## TASK DESCRIPTION
Repeat, exactly and in full, the lines of the listing below, but without any pictures.

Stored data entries

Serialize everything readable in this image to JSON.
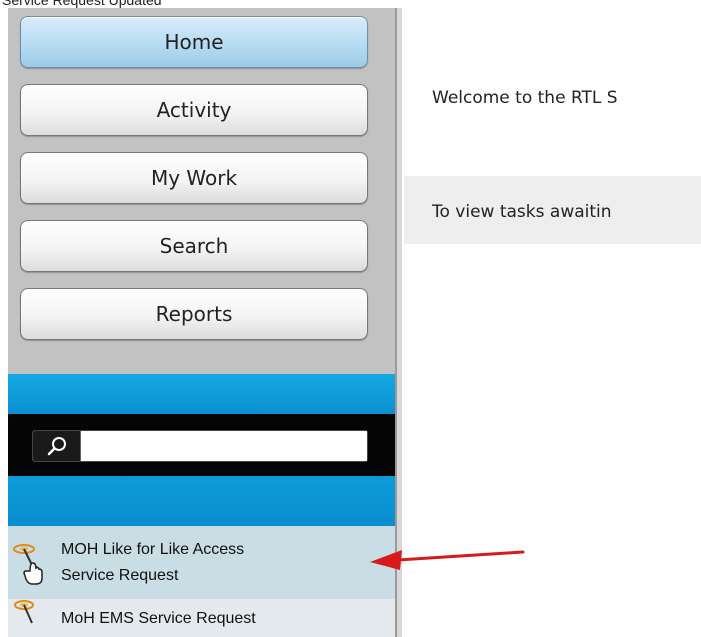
{
  "top_clipped_text": "Service Request Updated",
  "nav": {
    "buttons": [
      {
        "label": "Home",
        "active": true
      },
      {
        "label": "Activity",
        "active": false
      },
      {
        "label": "My Work",
        "active": false
      },
      {
        "label": "Search",
        "active": false
      },
      {
        "label": "Reports",
        "active": false
      }
    ]
  },
  "search": {
    "icon": "search-icon",
    "value": "",
    "placeholder": ""
  },
  "request_list": {
    "items": [
      {
        "label_line1": "MOH Like for Like Access",
        "label_line2": "Service Request",
        "icon": "service-request-icon"
      },
      {
        "label_line1": "MoH EMS Service Request",
        "label_line2": "",
        "icon": "service-request-icon"
      }
    ]
  },
  "main": {
    "welcome_text": "Welcome to the RTL S",
    "info_text": "To view tasks awaitin"
  },
  "annotation": {
    "arrow_color": "#d81a1a"
  },
  "colors": {
    "sidebar_bg": "#c2c2c2",
    "active_button": "#b7dbf2",
    "blue_band": "#0a8fd0",
    "selected_item": "#c9dde4"
  }
}
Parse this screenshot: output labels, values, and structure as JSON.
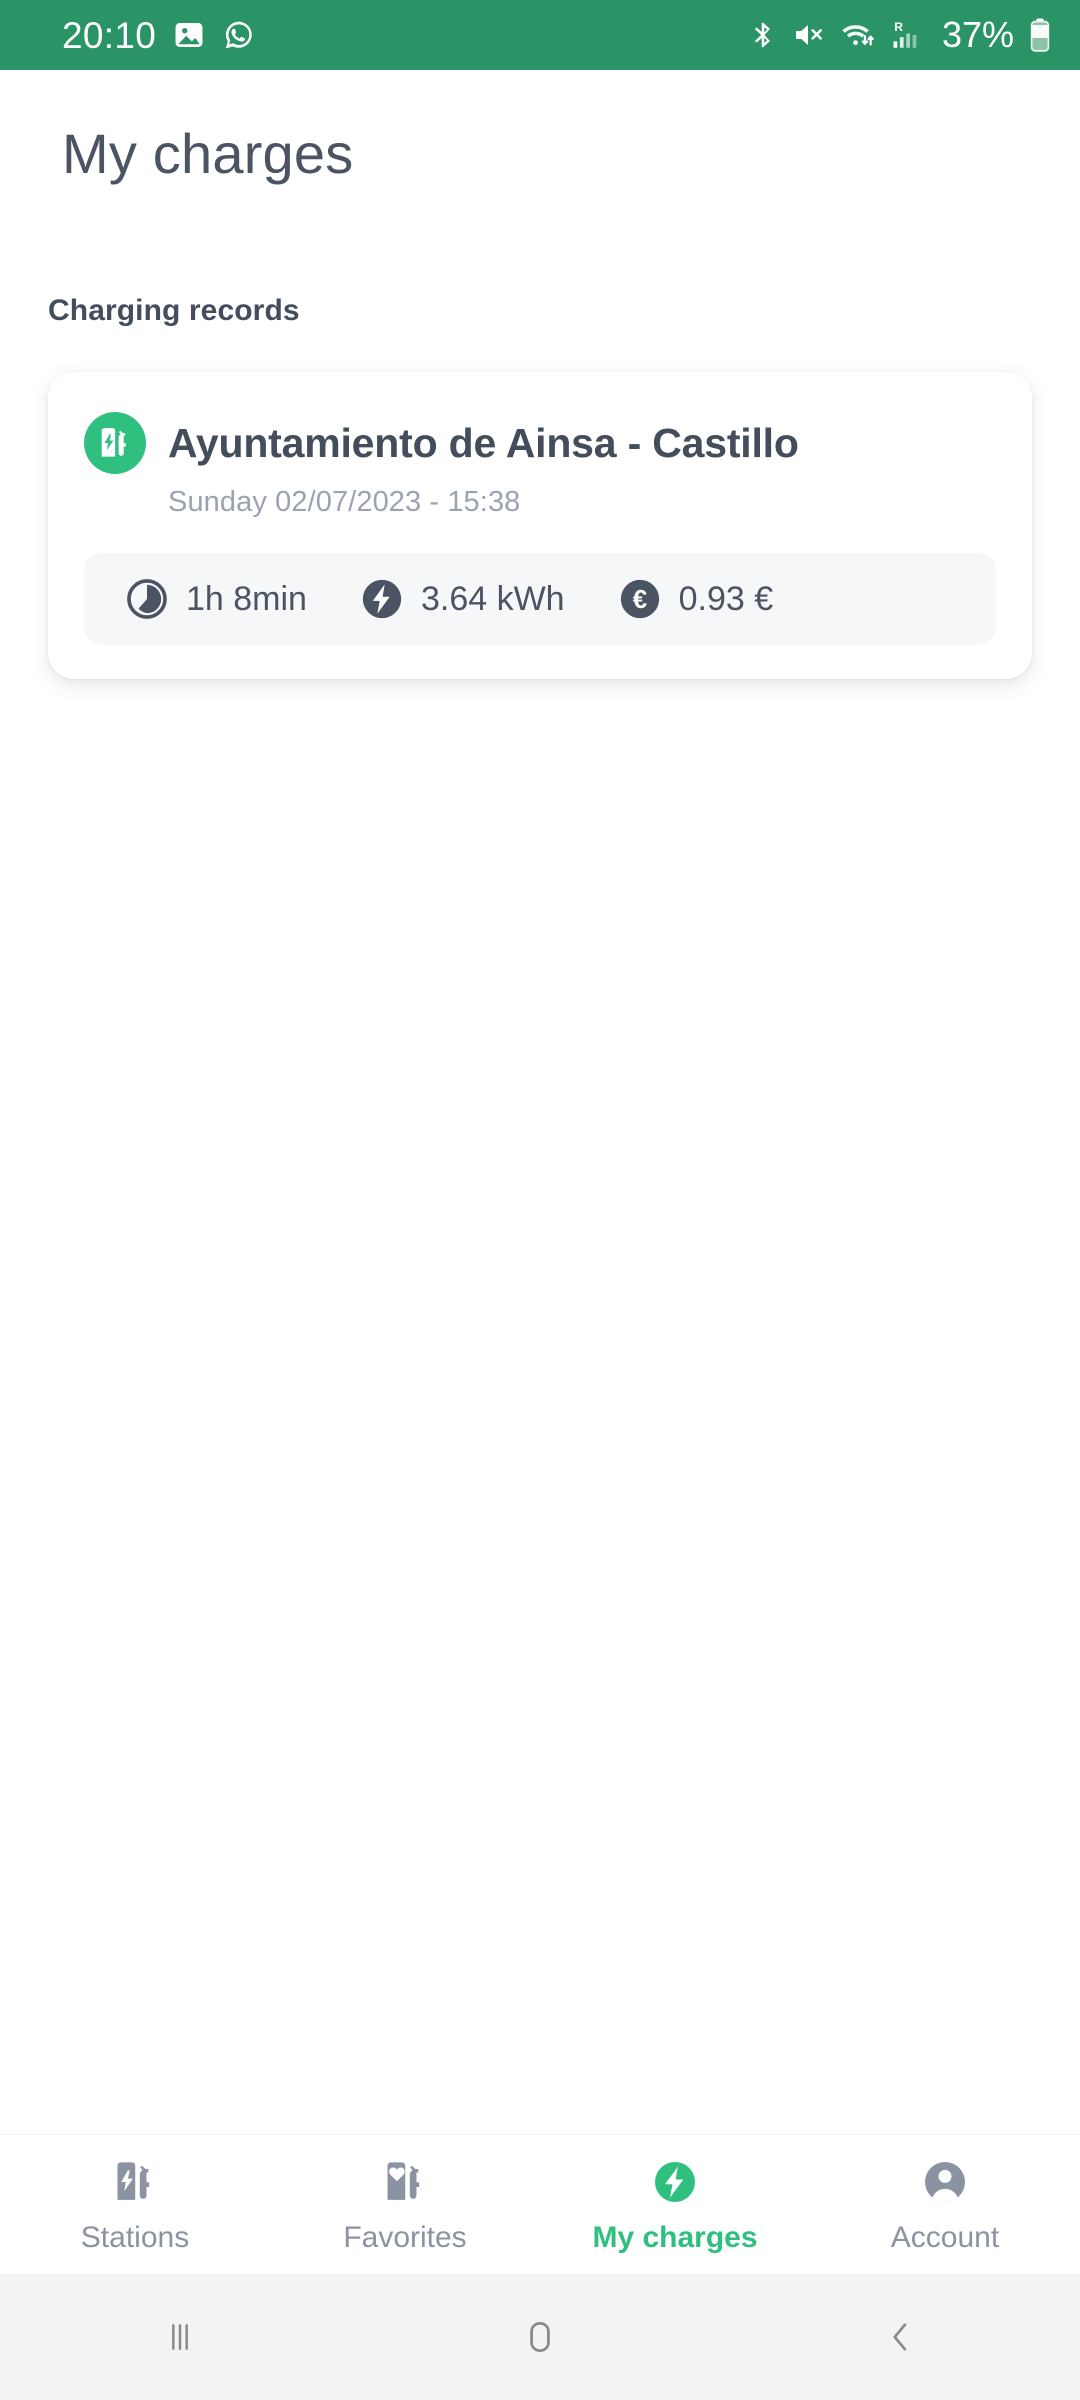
{
  "status_bar": {
    "time": "20:10",
    "battery_percent": "37%",
    "background_color": "#2b9467",
    "left_icons": [
      "gallery-icon",
      "whatsapp-icon"
    ],
    "right_icons": [
      "bluetooth-icon",
      "mute-icon",
      "wifi-icon",
      "signal-roaming-icon",
      "battery-icon"
    ],
    "roaming_label": "R"
  },
  "header": {
    "title": "My charges"
  },
  "main": {
    "section_label": "Charging records",
    "records": [
      {
        "station_icon": "ev-charging-station-icon",
        "station_name": "Ayuntamiento de Ainsa - Castillo",
        "date": "Sunday 02/07/2023 - 15:38",
        "stats": [
          {
            "icon": "clock-icon",
            "value": "1h 8min"
          },
          {
            "icon": "lightning-bolt-icon",
            "value": "3.64 kWh"
          },
          {
            "icon": "euro-icon",
            "value": "0.93 €"
          }
        ]
      }
    ]
  },
  "tabbar": {
    "active_color": "#2fc07f",
    "inactive_color": "#8b93a3",
    "tabs": [
      {
        "label": "Stations",
        "icon": "ev-charging-station-icon",
        "active": false
      },
      {
        "label": "Favorites",
        "icon": "heart-nozzle-icon",
        "active": false
      },
      {
        "label": "My charges",
        "icon": "lightning-bolt-circle-icon",
        "active": true
      },
      {
        "label": "Account",
        "icon": "person-icon",
        "active": false
      }
    ]
  },
  "android_nav": {
    "buttons": [
      {
        "name": "recents-icon"
      },
      {
        "name": "home-icon"
      },
      {
        "name": "back-icon"
      }
    ]
  }
}
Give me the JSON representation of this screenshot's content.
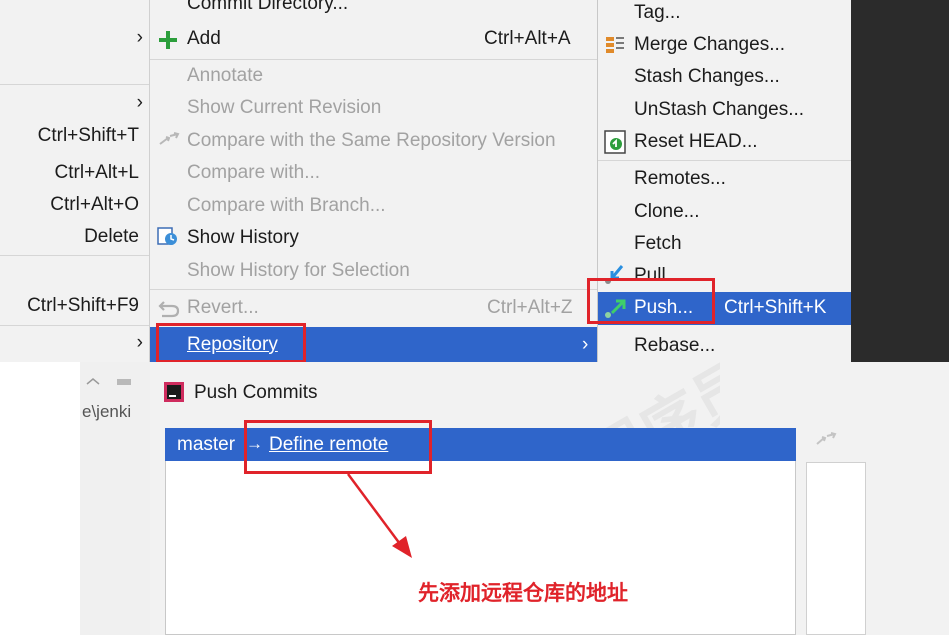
{
  "left_menu": {
    "items": [
      {
        "label": "",
        "arrow": "›"
      },
      {
        "label": "",
        "arrow": "›"
      },
      {
        "label": "Ctrl+Shift+T"
      },
      {
        "label": "Ctrl+Alt+L"
      },
      {
        "label": "Ctrl+Alt+O"
      },
      {
        "label": "Delete"
      },
      {
        "label": "Ctrl+Shift+F9"
      },
      {
        "label": "",
        "arrow": "›"
      }
    ]
  },
  "git_menu": {
    "items": [
      {
        "label": "Commit Directory...",
        "state": "enabled"
      },
      {
        "label": "Add",
        "shortcut": "Ctrl+Alt+A",
        "icon": "plus-icon",
        "arrow": "›",
        "state": "enabled"
      },
      {
        "label": "Annotate",
        "state": "disabled"
      },
      {
        "label": "Show Current Revision",
        "state": "disabled"
      },
      {
        "label": "Compare with the Same Repository Version",
        "icon": "compare-icon",
        "state": "disabled"
      },
      {
        "label": "Compare with...",
        "state": "disabled"
      },
      {
        "label": "Compare with Branch...",
        "state": "disabled"
      },
      {
        "label": "Show History",
        "icon": "history-icon",
        "state": "enabled"
      },
      {
        "label": "Show History for Selection",
        "state": "disabled"
      },
      {
        "label": "Revert...",
        "shortcut": "Ctrl+Alt+Z",
        "icon": "revert-icon",
        "state": "disabled"
      },
      {
        "label": "Repository",
        "arrow": "›",
        "state": "highlighted"
      }
    ]
  },
  "repository_menu": {
    "items": [
      {
        "label": "Tag..."
      },
      {
        "label": "Merge Changes...",
        "icon": "merge-icon"
      },
      {
        "label": "Stash Changes..."
      },
      {
        "label": "UnStash Changes..."
      },
      {
        "label": "Reset HEAD...",
        "icon": "reset-icon"
      },
      {
        "label": "Remotes..."
      },
      {
        "label": "Clone..."
      },
      {
        "label": "Fetch"
      },
      {
        "label": "Pull...",
        "icon": "pull-icon"
      },
      {
        "label": "Push...",
        "shortcut": "Ctrl+Shift+K",
        "icon": "push-icon",
        "state": "highlighted"
      },
      {
        "label": "Rebase..."
      }
    ]
  },
  "dialog": {
    "title": "Push Commits",
    "path_fragment": "e\\jenki",
    "branch": "master",
    "arrow": "→",
    "define_remote": "Define remote",
    "annotation": "先添加远程仓库的地址"
  },
  "colors": {
    "highlight": "#2f65ca",
    "annotation_red": "#e0232a",
    "disabled_text": "#a2a2a2"
  }
}
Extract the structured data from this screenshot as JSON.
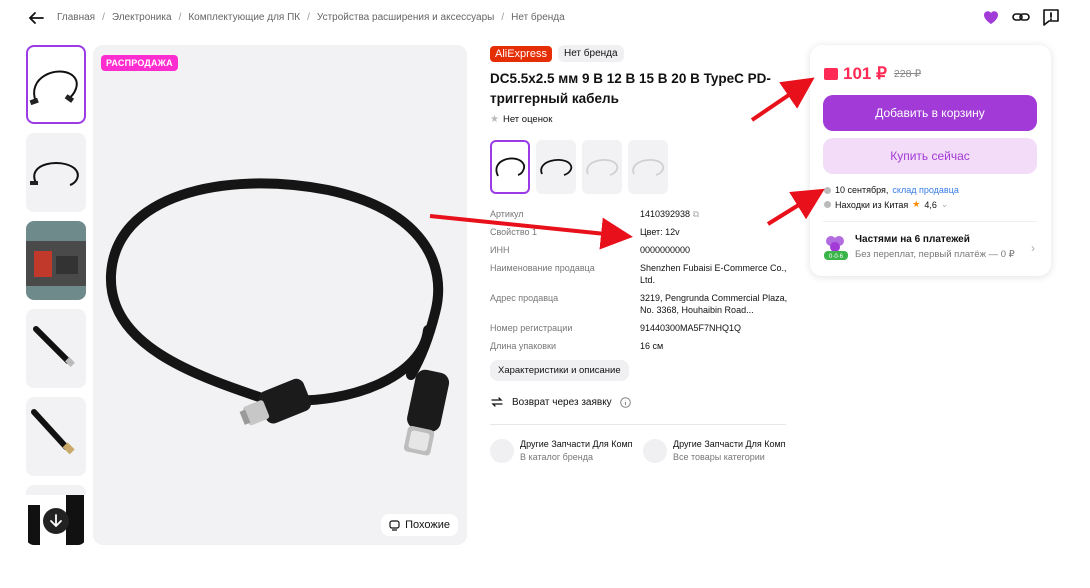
{
  "breadcrumbs": [
    "Главная",
    "Электроника",
    "Комплектующие для ПК",
    "Устройства расширения и аксессуары",
    "Нет бренда"
  ],
  "gallery": {
    "sale_badge": "РАСПРОДАЖА",
    "similar_label": "Похожие"
  },
  "product": {
    "store_logo": "AliExpress",
    "brand": "Нет бренда",
    "title": "DC5.5x2.5 мм 9 В 12 В 15 В 20 В TypeC PD-триггерный кабель",
    "rating_text": "Нет оценок",
    "specs": [
      {
        "key": "Артикул",
        "value": "1410392938"
      },
      {
        "key": "Свойство 1",
        "value": "Цвет: 12v"
      },
      {
        "key": "ИНН",
        "value": "0000000000"
      },
      {
        "key": "Наименование продавца",
        "value": "Shenzhen Fubaisi E-Commerce Co., Ltd."
      },
      {
        "key": "Адрес продавца",
        "value": "3219, Pengrunda Commercial Plaza, No. 3368, Houhaibin Road..."
      },
      {
        "key": "Номер регистрации",
        "value": "91440300MA5F7NHQ1Q"
      },
      {
        "key": "Длина упаковки",
        "value": "16 см"
      }
    ],
    "chars_button": "Характеристики и описание",
    "return_text": "Возврат через заявку",
    "links": [
      {
        "title": "Другие Запчасти Для Компьютеров",
        "subtitle": "В каталог бренда"
      },
      {
        "title": "Другие Запчасти Для Компьютеров",
        "subtitle": "Все товары категории"
      }
    ]
  },
  "buybox": {
    "price": "101 ₽",
    "old_price": "228 ₽",
    "cart_button": "Добавить в корзину",
    "buy_button": "Купить сейчас",
    "delivery_date": "10 сентября,",
    "delivery_stock": "склад продавца",
    "seller_label": "Находки из Китая",
    "seller_rating": "4,6",
    "installment_title": "Частями на 6 платежей",
    "installment_sub": "Без переплат, первый платёж — 0 ₽",
    "installment_badge": "0·0·6"
  },
  "colors": {
    "accent": "#a13ad6",
    "price": "#ff2a55",
    "sale": "#ff2ccf",
    "arrow": "#e8101a"
  }
}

## RESULT BELOW
Serialize everything readable in this image to JSON.
{
  "top_clipped_text": "Service Request Updated",
  "nav": {
    "buttons": [
      {
        "label": "Home",
        "active": true
      },
      {
        "label": "Activity",
        "active": false
      },
      {
        "label": "My Work",
        "active": false
      },
      {
        "label": "Search",
        "active": false
      },
      {
        "label": "Reports",
        "active": false
      }
    ]
  },
  "search": {
    "icon": "search-icon",
    "value": "",
    "placeholder": ""
  },
  "request_list": {
    "items": [
      {
        "label_line1": "MOH Like for Like Access",
        "label_line2": "Service Request",
        "icon": "service-request-icon"
      },
      {
        "label_line1": "MoH EMS Service Request",
        "label_line2": "",
        "icon": "service-request-icon"
      }
    ]
  },
  "main": {
    "welcome_text": "Welcome to the RTL S",
    "info_text": "To view tasks awaitin"
  },
  "annotation": {
    "arrow_color": "#d81a1a"
  },
  "colors": {
    "sidebar_bg": "#c2c2c2",
    "active_button": "#b7dbf2",
    "blue_band": "#0a8fd0",
    "selected_item": "#c9dde4"
  }
}
Parse this screenshot: output labels, values, and structure as JSON.
{
  "status_bar": {
    "time": "20:10",
    "battery_percent": "37%",
    "background_color": "#2b9467",
    "left_icons": [
      "gallery-icon",
      "whatsapp-icon"
    ],
    "right_icons": [
      "bluetooth-icon",
      "mute-icon",
      "wifi-icon",
      "signal-roaming-icon",
      "battery-icon"
    ],
    "roaming_label": "R"
  },
  "header": {
    "title": "My charges"
  },
  "main": {
    "section_label": "Charging records",
    "records": [
      {
        "station_icon": "ev-charging-station-icon",
        "station_name": "Ayuntamiento de Ainsa - Castillo",
        "date": "Sunday 02/07/2023 - 15:38",
        "stats": [
          {
            "icon": "clock-icon",
            "value": "1h 8min"
          },
          {
            "icon": "lightning-bolt-icon",
            "value": "3.64 kWh"
          },
          {
            "icon": "euro-icon",
            "value": "0.93 €"
          }
        ]
      }
    ]
  },
  "tabbar": {
    "active_color": "#2fc07f",
    "inactive_color": "#8b93a3",
    "tabs": [
      {
        "label": "Stations",
        "icon": "ev-charging-station-icon",
        "active": false
      },
      {
        "label": "Favorites",
        "icon": "heart-nozzle-icon",
        "active": false
      },
      {
        "label": "My charges",
        "icon": "lightning-bolt-circle-icon",
        "active": true
      },
      {
        "label": "Account",
        "icon": "person-icon",
        "active": false
      }
    ]
  },
  "android_nav": {
    "buttons": [
      {
        "name": "recents-icon"
      },
      {
        "name": "home-icon"
      },
      {
        "name": "back-icon"
      }
    ]
  }
}
Give me the JSON representation of this screenshot's content.
{
  "left_menu": {
    "items": [
      {
        "label": "",
        "arrow": "›"
      },
      {
        "label": "",
        "arrow": "›"
      },
      {
        "label": "Ctrl+Shift+T"
      },
      {
        "label": "Ctrl+Alt+L"
      },
      {
        "label": "Ctrl+Alt+O"
      },
      {
        "label": "Delete"
      },
      {
        "label": "Ctrl+Shift+F9"
      },
      {
        "label": "",
        "arrow": "›"
      }
    ]
  },
  "git_menu": {
    "items": [
      {
        "label": "Commit Directory...",
        "state": "enabled"
      },
      {
        "label": "Add",
        "shortcut": "Ctrl+Alt+A",
        "icon": "plus-icon",
        "arrow": "›",
        "state": "enabled"
      },
      {
        "label": "Annotate",
        "state": "disabled"
      },
      {
        "label": "Show Current Revision",
        "state": "disabled"
      },
      {
        "label": "Compare with the Same Repository Version",
        "icon": "compare-icon",
        "state": "disabled"
      },
      {
        "label": "Compare with...",
        "state": "disabled"
      },
      {
        "label": "Compare with Branch...",
        "state": "disabled"
      },
      {
        "label": "Show History",
        "icon": "history-icon",
        "state": "enabled"
      },
      {
        "label": "Show History for Selection",
        "state": "disabled"
      },
      {
        "label": "Revert...",
        "shortcut": "Ctrl+Alt+Z",
        "icon": "revert-icon",
        "state": "disabled"
      },
      {
        "label": "Repository",
        "arrow": "›",
        "state": "highlighted"
      }
    ]
  },
  "repository_menu": {
    "items": [
      {
        "label": "Tag..."
      },
      {
        "label": "Merge Changes...",
        "icon": "merge-icon"
      },
      {
        "label": "Stash Changes..."
      },
      {
        "label": "UnStash Changes..."
      },
      {
        "label": "Reset HEAD...",
        "icon": "reset-icon"
      },
      {
        "label": "Remotes..."
      },
      {
        "label": "Clone..."
      },
      {
        "label": "Fetch"
      },
      {
        "label": "Pull...",
        "icon": "pull-icon"
      },
      {
        "label": "Push...",
        "shortcut": "Ctrl+Shift+K",
        "icon": "push-icon",
        "state": "highlighted"
      },
      {
        "label": "Rebase..."
      }
    ]
  },
  "dialog": {
    "title": "Push Commits",
    "path_fragment": "e\\jenki",
    "branch": "master",
    "arrow": "→",
    "define_remote": "Define remote",
    "annotation": "先添加远程仓库的地址"
  },
  "colors": {
    "highlight": "#2f65ca",
    "annotation_red": "#e0232a",
    "disabled_text": "#a2a2a2"
  }
}
Extract the structured data from this screenshot as JSON.
{
  "breadcrumbs": [
    "Главная",
    "Электроника",
    "Комплектующие для ПК",
    "Устройства расширения и аксессуары",
    "Нет бренда"
  ],
  "gallery": {
    "sale_badge": "РАСПРОДАЖА",
    "similar_label": "Похожие"
  },
  "product": {
    "store_logo": "AliExpress",
    "brand": "Нет бренда",
    "title": "DC5.5x2.5 мм 9 В 12 В 15 В 20 В TypeC PD-триггерный кабель",
    "rating_text": "Нет оценок",
    "specs": [
      {
        "key": "Артикул",
        "value": "1410392938"
      },
      {
        "key": "Свойство 1",
        "value": "Цвет: 12v"
      },
      {
        "key": "ИНН",
        "value": "0000000000"
      },
      {
        "key": "Наименование продавца",
        "value": "Shenzhen Fubaisi E-Commerce Co., Ltd."
      },
      {
        "key": "Адрес продавца",
        "value": "3219, Pengrunda Commercial Plaza, No. 3368, Houhaibin Road..."
      },
      {
        "key": "Номер регистрации",
        "value": "91440300MA5F7NHQ1Q"
      },
      {
        "key": "Длина упаковки",
        "value": "16 см"
      }
    ],
    "chars_button": "Характеристики и описание",
    "return_text": "Возврат через заявку",
    "links": [
      {
        "title": "Другие Запчасти Для Компьютеров",
        "subtitle": "В каталог бренда"
      },
      {
        "title": "Другие Запчасти Для Компьютеров",
        "subtitle": "Все товары категории"
      }
    ]
  },
  "buybox": {
    "price": "101 ₽",
    "old_price": "228 ₽",
    "cart_button": "Добавить в корзину",
    "buy_button": "Купить сейчас",
    "delivery_date": "10 сентября,",
    "delivery_stock": "склад продавца",
    "seller_label": "Находки из Китая",
    "seller_rating": "4,6",
    "installment_title": "Частями на 6 платежей",
    "installment_sub": "Без переплат, первый платёж — 0 ₽",
    "installment_badge": "0·0·6"
  },
  "colors": {
    "accent": "#a13ad6",
    "price": "#ff2a55",
    "sale": "#ff2ccf",
    "arrow": "#e8101a"
  }
}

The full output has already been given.